## What this task involves
Pick every line with "photo" from the material below.

----

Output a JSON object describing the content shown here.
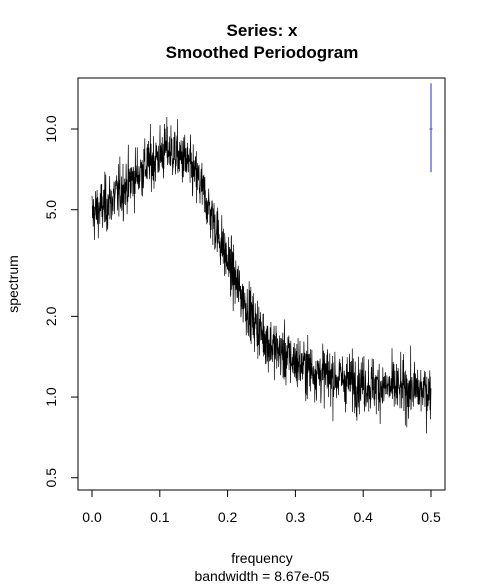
{
  "chart_data": {
    "type": "line",
    "title": "Series: x",
    "subtitle": "Smoothed Periodogram",
    "xlabel": "frequency",
    "xlabel_sub": "bandwidth = 8.67e-05",
    "ylabel": "spectrum",
    "y_scale": "log",
    "xlim": [
      0.0,
      0.5
    ],
    "ylim": [
      0.45,
      15.5
    ],
    "x_ticks": [
      0.0,
      0.1,
      0.2,
      0.3,
      0.4,
      0.5
    ],
    "x_tick_labels": [
      "0.0",
      "0.1",
      "0.2",
      "0.3",
      "0.4",
      "0.5"
    ],
    "y_ticks": [
      0.5,
      1.0,
      2.0,
      5.0,
      10.0
    ],
    "y_tick_labels": [
      "0.5",
      "1.0",
      "2.0",
      "5.0",
      "10.0"
    ],
    "series_color": "#000000",
    "grid": false,
    "legend": "none",
    "series": [
      {
        "x": [
          0.0,
          0.02,
          0.04,
          0.06,
          0.08,
          0.1,
          0.11,
          0.12,
          0.14,
          0.16,
          0.18,
          0.2,
          0.22,
          0.24,
          0.26,
          0.28,
          0.3,
          0.32,
          0.34,
          0.36,
          0.38,
          0.4,
          0.42,
          0.44,
          0.46,
          0.48,
          0.5
        ],
        "y": [
          4.8,
          5.2,
          5.8,
          6.5,
          7.3,
          8.0,
          8.4,
          8.2,
          7.5,
          6.2,
          4.5,
          3.2,
          2.4,
          1.9,
          1.6,
          1.45,
          1.35,
          1.28,
          1.22,
          1.18,
          1.15,
          1.12,
          1.1,
          1.08,
          1.07,
          1.06,
          1.05
        ]
      }
    ],
    "confidence_bar": {
      "x": 0.5,
      "center": 10.0,
      "low": 6.9,
      "high": 14.8,
      "color": "#5a5ae6"
    }
  }
}
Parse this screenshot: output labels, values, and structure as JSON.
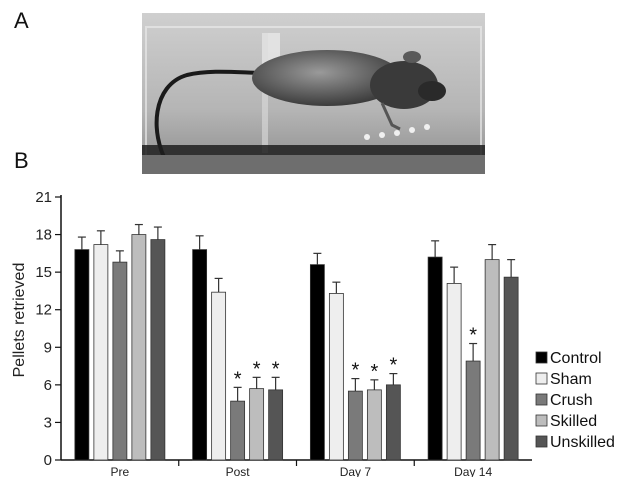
{
  "panels": {
    "a": "A",
    "b": "B"
  },
  "photo": {
    "description_icon": "rat-in-reaching-box-photo"
  },
  "chart_data": {
    "type": "bar",
    "ylabel": "Pellets retrieved",
    "xlabel": "",
    "ylim": [
      0,
      21
    ],
    "yticks": [
      0,
      3,
      6,
      9,
      12,
      15,
      18,
      21
    ],
    "categories": [
      "Pre",
      "Post",
      "Day 7",
      "Day 14"
    ],
    "legend_position": "right",
    "significance_marker": "*",
    "series": [
      {
        "name": "Control",
        "color": "#000000",
        "values": [
          16.8,
          16.8,
          15.6,
          16.2
        ],
        "errors": [
          1.0,
          1.1,
          0.9,
          1.3
        ],
        "significant": [
          false,
          false,
          false,
          false
        ]
      },
      {
        "name": "Sham",
        "color": "#eeeeee",
        "values": [
          17.2,
          13.4,
          13.3,
          14.1
        ],
        "errors": [
          1.1,
          1.1,
          0.9,
          1.3
        ],
        "significant": [
          false,
          false,
          false,
          false
        ]
      },
      {
        "name": "Crush",
        "color": "#7a7a7a",
        "values": [
          15.8,
          4.7,
          5.5,
          7.9
        ],
        "errors": [
          0.9,
          1.1,
          1.0,
          1.4
        ],
        "significant": [
          false,
          true,
          true,
          true
        ]
      },
      {
        "name": "Skilled",
        "color": "#bdbdbd",
        "values": [
          18.0,
          5.7,
          5.6,
          16.0
        ],
        "errors": [
          0.8,
          0.9,
          0.8,
          1.2
        ],
        "significant": [
          false,
          true,
          true,
          false
        ]
      },
      {
        "name": "Unskilled",
        "color": "#555555",
        "values": [
          17.6,
          5.6,
          6.0,
          14.6
        ],
        "errors": [
          1.0,
          1.0,
          0.9,
          1.4
        ],
        "significant": [
          false,
          true,
          true,
          false
        ]
      }
    ]
  }
}
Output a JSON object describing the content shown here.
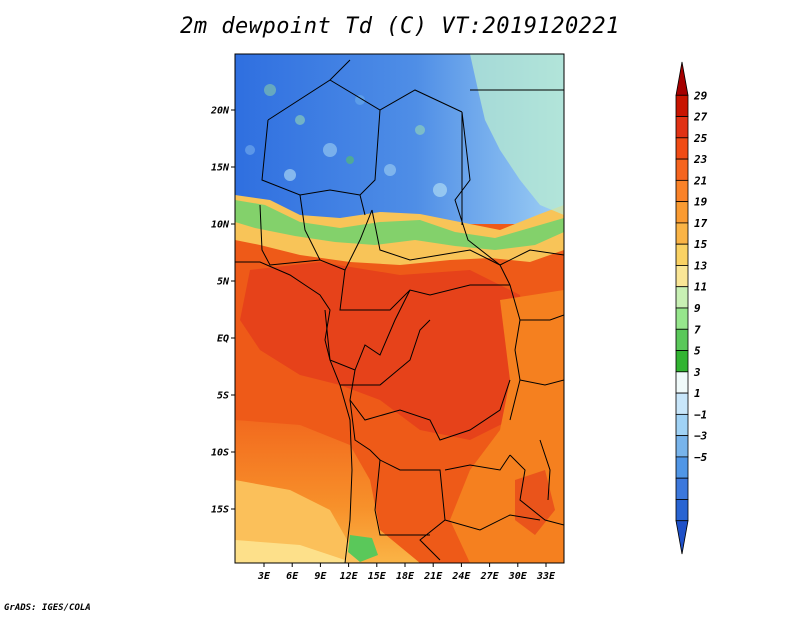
{
  "title": "2m dewpoint Td (C) VT:2019120221",
  "credit": "GrADS: IGES/COLA",
  "map": {
    "lat_labels": [
      {
        "label": "20N",
        "lat": 20
      },
      {
        "label": "15N",
        "lat": 15
      },
      {
        "label": "10N",
        "lat": 10
      },
      {
        "label": "5N",
        "lat": 5
      },
      {
        "label": "EQ",
        "lat": 0
      },
      {
        "label": "5S",
        "lat": -5
      },
      {
        "label": "10S",
        "lat": -10
      },
      {
        "label": "15S",
        "lat": -15
      }
    ],
    "lon_labels": [
      {
        "label": "3E",
        "lon": 3
      },
      {
        "label": "6E",
        "lon": 6
      },
      {
        "label": "9E",
        "lon": 9
      },
      {
        "label": "12E",
        "lon": 12
      },
      {
        "label": "15E",
        "lon": 15
      },
      {
        "label": "18E",
        "lon": 18
      },
      {
        "label": "21E",
        "lon": 21
      },
      {
        "label": "24E",
        "lon": 24
      },
      {
        "label": "27E",
        "lon": 27
      },
      {
        "label": "30E",
        "lon": 30
      },
      {
        "label": "33E",
        "lon": 33
      }
    ]
  },
  "colorbar": {
    "labels": [
      "29",
      "27",
      "25",
      "23",
      "21",
      "19",
      "17",
      "15",
      "13",
      "11",
      "9",
      "7",
      "5",
      "3",
      "1",
      "−1",
      "−3",
      "−5"
    ],
    "colors": [
      "#a50000",
      "#c81400",
      "#e13214",
      "#f04b14",
      "#f5641e",
      "#fa8228",
      "#fa9b32",
      "#fab446",
      "#fad264",
      "#fae696",
      "#c8f0b4",
      "#96e68c",
      "#5ac85a",
      "#32b432",
      "#f0fafa",
      "#c8e6fa",
      "#a0d2f5",
      "#78b4eb",
      "#5096e6",
      "#3c78dc",
      "#2864d2",
      "#1e50c8"
    ]
  }
}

----

## Response to this task
  "photo": {
    "description_icon": "rat-in-reaching-box-photo"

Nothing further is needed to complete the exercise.